Text shown
^^^^^^^^

Are Tx and Rx rings assigned as a pair to a mac client ? Can a client
have more Tx rings than Rx rings ? What controls this ? Does the ncpus
parameter control how many Tx rings a client is assigned ?


>>>> 	Q7.2) From the explanation of mac_promisc_add(), it seems like
>>>> 	     the mac_promisc_add() could be called without setting
>>>> 	     MAC address via mac_unicast_add(). Is this correct?
>>>> 	     If so, what is the expected behaviour?
>>>>
>>>
>>> Currently we provide the same semantics as a switched  
>>> environment, i.e. a MAC client will see the same traffic that  
>>> would be seen by a NIC connected to a switch.
>>>
>>>
>>
>> Is there a way to see only the multicast traffic associated with  
>> all mac
>> clients - union of all mac_client multicast_add addresses. The MULTI
>> promisc option seems more a way to weed to unicast and broadcast  
>> traffic
>> on the wire and pass all wire multicast traffic up - including  
>> ones the
>> system may not be interested in ? Is this the case ?

^^^^^^^^

Dataset
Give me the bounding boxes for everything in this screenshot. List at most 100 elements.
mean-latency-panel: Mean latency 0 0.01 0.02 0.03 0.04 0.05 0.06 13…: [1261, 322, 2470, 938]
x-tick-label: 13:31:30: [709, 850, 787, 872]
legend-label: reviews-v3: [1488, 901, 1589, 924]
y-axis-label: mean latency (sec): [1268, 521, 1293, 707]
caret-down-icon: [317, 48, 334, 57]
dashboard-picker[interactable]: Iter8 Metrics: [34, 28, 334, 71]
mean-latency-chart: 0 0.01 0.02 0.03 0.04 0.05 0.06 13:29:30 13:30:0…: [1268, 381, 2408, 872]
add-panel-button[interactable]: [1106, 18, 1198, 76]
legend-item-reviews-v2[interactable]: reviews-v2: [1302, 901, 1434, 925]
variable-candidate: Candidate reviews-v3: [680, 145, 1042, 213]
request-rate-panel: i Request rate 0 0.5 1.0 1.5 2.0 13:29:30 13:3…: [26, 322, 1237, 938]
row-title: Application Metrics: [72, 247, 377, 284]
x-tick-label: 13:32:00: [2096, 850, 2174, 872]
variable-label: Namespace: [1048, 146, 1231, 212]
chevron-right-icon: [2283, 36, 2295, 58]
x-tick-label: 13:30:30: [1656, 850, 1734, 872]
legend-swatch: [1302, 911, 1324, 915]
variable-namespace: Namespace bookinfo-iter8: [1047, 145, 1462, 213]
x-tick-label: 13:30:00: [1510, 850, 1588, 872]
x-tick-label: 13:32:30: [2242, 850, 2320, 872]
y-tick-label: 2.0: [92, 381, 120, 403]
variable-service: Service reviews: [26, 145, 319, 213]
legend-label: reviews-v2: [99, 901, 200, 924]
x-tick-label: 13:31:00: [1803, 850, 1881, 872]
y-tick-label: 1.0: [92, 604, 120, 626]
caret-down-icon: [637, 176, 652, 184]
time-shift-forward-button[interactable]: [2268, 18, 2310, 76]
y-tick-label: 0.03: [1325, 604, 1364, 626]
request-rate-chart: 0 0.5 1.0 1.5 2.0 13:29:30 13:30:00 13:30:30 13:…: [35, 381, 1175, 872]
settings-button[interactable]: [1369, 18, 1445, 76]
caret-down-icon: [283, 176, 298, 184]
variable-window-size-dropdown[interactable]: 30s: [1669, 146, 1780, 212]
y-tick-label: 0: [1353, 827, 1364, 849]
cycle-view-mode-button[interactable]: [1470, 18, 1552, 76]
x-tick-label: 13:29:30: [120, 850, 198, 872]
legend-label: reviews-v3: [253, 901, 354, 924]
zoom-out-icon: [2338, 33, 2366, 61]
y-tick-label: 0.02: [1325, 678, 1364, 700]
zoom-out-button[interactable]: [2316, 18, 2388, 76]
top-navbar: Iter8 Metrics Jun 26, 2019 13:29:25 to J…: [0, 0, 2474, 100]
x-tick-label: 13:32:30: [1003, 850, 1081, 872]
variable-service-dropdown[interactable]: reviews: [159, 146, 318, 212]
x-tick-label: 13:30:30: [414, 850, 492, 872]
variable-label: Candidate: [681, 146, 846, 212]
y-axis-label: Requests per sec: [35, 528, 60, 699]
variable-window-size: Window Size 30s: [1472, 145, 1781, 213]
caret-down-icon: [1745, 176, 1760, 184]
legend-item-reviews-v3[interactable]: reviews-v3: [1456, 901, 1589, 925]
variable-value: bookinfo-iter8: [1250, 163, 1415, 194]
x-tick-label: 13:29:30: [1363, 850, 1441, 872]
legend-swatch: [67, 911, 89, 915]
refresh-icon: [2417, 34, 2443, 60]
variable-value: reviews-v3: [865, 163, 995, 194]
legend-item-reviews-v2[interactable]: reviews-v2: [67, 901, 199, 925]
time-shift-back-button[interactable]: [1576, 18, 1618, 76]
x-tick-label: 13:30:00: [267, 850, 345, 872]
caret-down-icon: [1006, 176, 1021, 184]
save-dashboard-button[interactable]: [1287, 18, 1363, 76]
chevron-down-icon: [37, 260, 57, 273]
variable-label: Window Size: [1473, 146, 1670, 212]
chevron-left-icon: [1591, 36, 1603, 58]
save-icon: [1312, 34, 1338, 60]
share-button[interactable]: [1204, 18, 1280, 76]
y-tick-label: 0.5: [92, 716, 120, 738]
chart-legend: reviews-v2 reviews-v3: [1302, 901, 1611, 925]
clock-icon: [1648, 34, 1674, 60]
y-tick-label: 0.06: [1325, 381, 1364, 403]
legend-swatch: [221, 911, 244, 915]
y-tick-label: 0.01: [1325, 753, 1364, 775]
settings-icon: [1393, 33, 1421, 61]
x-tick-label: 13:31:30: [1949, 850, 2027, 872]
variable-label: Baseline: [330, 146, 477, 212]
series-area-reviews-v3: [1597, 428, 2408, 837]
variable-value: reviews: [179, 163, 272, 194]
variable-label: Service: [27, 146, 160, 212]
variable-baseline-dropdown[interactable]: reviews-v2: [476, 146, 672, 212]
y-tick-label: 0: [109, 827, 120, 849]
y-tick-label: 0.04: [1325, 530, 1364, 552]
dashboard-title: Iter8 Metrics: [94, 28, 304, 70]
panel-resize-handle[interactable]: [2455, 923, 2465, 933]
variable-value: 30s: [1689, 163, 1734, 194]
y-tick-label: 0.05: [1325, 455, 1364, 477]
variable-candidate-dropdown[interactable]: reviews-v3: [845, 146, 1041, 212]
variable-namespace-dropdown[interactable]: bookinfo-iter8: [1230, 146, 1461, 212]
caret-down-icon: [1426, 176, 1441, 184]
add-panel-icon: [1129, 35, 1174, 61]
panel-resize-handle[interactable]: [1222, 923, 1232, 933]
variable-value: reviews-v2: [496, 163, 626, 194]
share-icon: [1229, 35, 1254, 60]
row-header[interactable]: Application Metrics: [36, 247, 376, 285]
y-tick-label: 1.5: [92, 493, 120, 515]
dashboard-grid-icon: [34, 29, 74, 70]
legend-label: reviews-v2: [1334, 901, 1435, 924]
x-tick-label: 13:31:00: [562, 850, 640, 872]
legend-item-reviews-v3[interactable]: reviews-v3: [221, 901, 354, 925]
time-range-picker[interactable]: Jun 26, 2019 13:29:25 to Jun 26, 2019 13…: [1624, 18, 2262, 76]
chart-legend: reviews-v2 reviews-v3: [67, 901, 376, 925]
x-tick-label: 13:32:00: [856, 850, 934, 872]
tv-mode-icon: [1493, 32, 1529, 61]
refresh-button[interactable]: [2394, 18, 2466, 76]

^^^^^^^^

What you need to do
Continue the thread about MAC client rings and promiscuous mode from the point where it stops.

Result for this exercise
>>
>
> These broadcast flags apply not only to the incoming received  
> traffic but also the traffic sent my MAC clients of the same  
> underlying MAC. I.e. a MAC client PROMISC_MULTI callback will also  
> see all multicast traffic sent by the other MAC clients defined on  
> top of the same MAC. In order to preserve the semantics that are  
> implemented by a real physical switch, this applies to *all*  
> multicast traffic, not just the multicast groups that were
"joined"
> by the individual MAC clients.
>
Ok - thanks for the clarification .. Can you add some text to the doc  
also
to this effect ..

>>> Another option would be to generalize this with the shared  
>>> ethernet model, and allow a MAC client to specify that it wants  
>>> to observe all traffic via a separate promiscuous type. I need to  
>>> see how this can be added to the API.
>>>
>>
>> This will be very useful. How about something MAC_PROMISC_CLIENTS ?
>>
>
> The new modes will be:
>
> * ALL: all traffic, including all traffic sent by MAC clients and  
> traffic seen by the hardware
> * FILTERED: all multicast and broadcast traffic, plus the traffic  
> to the unicast MAC addresses associated with the MAC client.
> * MULTI: all multicast and broadcast traffic received on the wire  
> and sent by the MAC clients
>
OK.

Thanks
-Narayan

Nicolas Droux

2007-Oct-19 22:33 UTC

head link

[crossbow-discuss] Comments on updated arch document

Hi Narayan,

On Oct 17, 2007, at 5:53 PM, Narayan Venkat wrote:
> Hi Nicolas
>
> Thanks for the response ..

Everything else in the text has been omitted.